- **What the task asks**
Go through the listing below and list every line with "Σπάρτην".

----

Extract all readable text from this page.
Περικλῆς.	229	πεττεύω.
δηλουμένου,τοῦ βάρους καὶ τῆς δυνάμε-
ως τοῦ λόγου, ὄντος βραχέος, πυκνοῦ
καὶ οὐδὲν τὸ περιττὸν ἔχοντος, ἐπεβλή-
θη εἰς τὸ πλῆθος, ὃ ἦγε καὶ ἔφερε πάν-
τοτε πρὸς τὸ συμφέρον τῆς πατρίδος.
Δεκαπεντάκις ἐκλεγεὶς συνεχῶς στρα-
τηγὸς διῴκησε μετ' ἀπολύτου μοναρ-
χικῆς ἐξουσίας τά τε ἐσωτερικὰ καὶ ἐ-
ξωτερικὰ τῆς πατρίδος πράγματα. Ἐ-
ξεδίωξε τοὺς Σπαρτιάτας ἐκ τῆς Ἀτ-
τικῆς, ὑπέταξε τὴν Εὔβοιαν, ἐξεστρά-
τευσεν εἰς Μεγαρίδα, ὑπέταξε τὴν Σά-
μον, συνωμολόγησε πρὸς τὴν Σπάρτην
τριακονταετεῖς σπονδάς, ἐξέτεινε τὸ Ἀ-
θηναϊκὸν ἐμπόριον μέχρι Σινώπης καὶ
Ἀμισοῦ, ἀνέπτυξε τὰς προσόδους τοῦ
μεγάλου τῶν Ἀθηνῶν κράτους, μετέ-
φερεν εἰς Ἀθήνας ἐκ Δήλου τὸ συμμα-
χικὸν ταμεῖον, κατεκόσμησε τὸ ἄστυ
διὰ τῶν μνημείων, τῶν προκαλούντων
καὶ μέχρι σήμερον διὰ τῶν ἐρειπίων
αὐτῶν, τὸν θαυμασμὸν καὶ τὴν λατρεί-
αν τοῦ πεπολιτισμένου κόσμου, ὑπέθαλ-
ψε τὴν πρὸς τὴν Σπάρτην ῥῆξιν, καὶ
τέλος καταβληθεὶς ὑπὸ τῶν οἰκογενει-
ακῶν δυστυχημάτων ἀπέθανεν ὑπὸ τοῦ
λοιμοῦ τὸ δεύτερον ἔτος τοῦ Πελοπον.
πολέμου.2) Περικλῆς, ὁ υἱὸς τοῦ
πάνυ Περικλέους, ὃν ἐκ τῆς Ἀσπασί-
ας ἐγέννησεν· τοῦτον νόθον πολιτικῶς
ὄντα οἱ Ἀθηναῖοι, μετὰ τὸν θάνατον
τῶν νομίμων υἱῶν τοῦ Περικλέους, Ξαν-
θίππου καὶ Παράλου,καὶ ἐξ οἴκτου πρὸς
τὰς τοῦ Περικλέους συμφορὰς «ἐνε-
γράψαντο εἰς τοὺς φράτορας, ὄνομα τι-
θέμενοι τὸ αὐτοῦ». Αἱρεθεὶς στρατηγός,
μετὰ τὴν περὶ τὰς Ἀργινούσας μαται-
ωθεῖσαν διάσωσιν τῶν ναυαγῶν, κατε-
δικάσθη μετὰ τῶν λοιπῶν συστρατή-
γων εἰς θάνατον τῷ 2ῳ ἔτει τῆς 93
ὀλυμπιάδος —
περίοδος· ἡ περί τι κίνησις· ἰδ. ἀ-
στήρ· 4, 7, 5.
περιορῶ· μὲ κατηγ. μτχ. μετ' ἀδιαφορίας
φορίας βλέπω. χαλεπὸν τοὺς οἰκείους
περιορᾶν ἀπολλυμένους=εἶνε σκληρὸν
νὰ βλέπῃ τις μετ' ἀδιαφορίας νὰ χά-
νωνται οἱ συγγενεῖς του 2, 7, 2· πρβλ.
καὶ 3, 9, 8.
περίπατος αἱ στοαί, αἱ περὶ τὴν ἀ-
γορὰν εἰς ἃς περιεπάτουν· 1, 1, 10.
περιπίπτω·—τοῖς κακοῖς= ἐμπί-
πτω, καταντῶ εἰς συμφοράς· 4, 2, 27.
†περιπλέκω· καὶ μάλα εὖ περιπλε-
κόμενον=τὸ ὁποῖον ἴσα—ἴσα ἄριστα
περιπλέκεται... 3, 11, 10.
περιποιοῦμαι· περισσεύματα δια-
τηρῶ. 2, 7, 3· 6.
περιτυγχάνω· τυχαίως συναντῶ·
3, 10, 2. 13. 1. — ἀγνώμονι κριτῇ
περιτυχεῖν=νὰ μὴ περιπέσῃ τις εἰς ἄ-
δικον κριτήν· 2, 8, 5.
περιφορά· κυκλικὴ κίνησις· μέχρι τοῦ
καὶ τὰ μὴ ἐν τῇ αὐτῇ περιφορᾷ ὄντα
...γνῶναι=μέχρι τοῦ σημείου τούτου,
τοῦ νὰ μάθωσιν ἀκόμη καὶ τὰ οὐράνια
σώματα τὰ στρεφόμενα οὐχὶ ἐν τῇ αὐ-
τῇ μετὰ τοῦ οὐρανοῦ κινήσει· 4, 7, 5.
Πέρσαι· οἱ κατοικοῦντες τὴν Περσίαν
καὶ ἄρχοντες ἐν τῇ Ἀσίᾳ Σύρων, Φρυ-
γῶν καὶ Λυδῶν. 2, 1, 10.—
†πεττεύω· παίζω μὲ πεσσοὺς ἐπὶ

----

- **Task solution**
μον, συνωμολόγησε πρὸς τὴν Σπάρτην
ψε τὴν πρὸς τὴν Σπάρτην ῥῆξιν, καὶ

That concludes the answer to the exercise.